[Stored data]
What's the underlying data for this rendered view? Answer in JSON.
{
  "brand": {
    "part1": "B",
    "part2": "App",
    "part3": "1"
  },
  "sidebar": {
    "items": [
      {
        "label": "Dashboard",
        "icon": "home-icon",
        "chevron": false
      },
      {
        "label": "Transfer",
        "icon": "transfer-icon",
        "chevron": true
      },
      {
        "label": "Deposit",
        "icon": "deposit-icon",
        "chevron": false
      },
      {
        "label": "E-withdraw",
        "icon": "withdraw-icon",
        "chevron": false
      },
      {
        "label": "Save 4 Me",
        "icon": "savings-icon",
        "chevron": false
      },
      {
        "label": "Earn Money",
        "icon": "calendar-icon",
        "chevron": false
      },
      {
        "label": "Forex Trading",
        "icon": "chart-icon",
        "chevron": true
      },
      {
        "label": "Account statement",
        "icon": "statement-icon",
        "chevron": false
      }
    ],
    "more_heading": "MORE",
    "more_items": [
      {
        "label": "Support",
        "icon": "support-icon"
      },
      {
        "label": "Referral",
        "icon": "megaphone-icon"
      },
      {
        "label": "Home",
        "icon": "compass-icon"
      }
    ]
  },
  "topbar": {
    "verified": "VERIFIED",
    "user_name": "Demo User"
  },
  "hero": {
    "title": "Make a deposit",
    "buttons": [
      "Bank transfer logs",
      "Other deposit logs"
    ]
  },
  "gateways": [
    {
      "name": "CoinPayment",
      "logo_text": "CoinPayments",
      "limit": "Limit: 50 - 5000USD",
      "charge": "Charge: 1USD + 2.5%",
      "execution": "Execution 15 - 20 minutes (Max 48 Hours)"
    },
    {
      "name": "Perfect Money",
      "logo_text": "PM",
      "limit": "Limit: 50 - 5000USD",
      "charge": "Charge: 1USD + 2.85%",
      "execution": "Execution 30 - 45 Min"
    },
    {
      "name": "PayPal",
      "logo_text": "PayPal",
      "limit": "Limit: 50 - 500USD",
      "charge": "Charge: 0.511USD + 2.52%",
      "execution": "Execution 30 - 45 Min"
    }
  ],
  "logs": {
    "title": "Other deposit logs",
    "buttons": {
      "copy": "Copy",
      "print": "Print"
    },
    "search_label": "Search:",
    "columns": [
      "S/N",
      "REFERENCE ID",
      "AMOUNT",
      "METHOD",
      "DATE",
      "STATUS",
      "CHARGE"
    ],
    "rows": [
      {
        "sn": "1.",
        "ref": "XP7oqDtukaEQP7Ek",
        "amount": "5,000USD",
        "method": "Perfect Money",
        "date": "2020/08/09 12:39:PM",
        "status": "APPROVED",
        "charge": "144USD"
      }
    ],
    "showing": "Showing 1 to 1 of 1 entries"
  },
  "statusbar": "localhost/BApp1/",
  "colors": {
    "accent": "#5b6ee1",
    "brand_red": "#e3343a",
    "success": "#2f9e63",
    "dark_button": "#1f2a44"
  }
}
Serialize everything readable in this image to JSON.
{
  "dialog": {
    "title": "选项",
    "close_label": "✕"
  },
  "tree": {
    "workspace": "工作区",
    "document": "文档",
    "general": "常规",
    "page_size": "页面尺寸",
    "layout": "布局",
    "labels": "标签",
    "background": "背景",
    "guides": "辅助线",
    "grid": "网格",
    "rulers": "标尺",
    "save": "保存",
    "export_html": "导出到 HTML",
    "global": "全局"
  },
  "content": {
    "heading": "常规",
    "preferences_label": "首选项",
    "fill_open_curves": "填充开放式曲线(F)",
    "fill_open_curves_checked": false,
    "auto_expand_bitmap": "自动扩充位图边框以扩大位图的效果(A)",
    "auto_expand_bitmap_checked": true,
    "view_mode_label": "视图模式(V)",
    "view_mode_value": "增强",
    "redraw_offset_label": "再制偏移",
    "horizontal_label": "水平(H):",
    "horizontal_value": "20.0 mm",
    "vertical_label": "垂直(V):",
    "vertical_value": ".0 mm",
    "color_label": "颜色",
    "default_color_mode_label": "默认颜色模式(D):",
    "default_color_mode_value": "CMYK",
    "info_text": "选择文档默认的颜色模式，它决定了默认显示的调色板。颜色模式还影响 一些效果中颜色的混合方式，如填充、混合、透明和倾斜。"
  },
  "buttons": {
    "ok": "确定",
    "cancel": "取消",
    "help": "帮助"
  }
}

§ SET EXERCISE:
Find each line that has the word "Other", then copy it out.

§ OUTPUT FOR THIS TASK:
      "Other deposit logs"
    "title": "Other deposit logs",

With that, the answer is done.